### TO BE DONE
Reproduce the data that follows in its entirety, character for character.

### Stored records
>> START
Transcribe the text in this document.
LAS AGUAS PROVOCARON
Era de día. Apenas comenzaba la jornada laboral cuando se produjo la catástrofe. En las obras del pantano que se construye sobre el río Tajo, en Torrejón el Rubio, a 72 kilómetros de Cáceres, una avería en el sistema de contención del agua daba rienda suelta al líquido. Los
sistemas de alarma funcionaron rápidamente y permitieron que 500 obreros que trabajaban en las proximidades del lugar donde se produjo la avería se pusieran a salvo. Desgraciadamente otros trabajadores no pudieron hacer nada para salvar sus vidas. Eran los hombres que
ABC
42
>> END
### RESPONSE TO THIS TASK
Transcribe the text in this document.
LAS AGUAS PROVOCARON
Era de día. Apenas comenzaba la jornada laboral cuando se produjo la catástrofe. En las obras del pantano que se construye sobre el río Tajo, en Torrejón el Rubio, a 72 kilómetros de Cáceres, una avería en el sistema de contención del agua daba rienda suelta al líquido. Los
sistemas de alarma funcionaron rápidamente y permitieron que 500 obreros que trabajaban en las proximidades del lugar donde se produjo la avería se pusieran a salvo. Desgraciadamente otros trabajadores no pudieron hacer nada para salvar sus vidas. Eran los hombres que
ABC
42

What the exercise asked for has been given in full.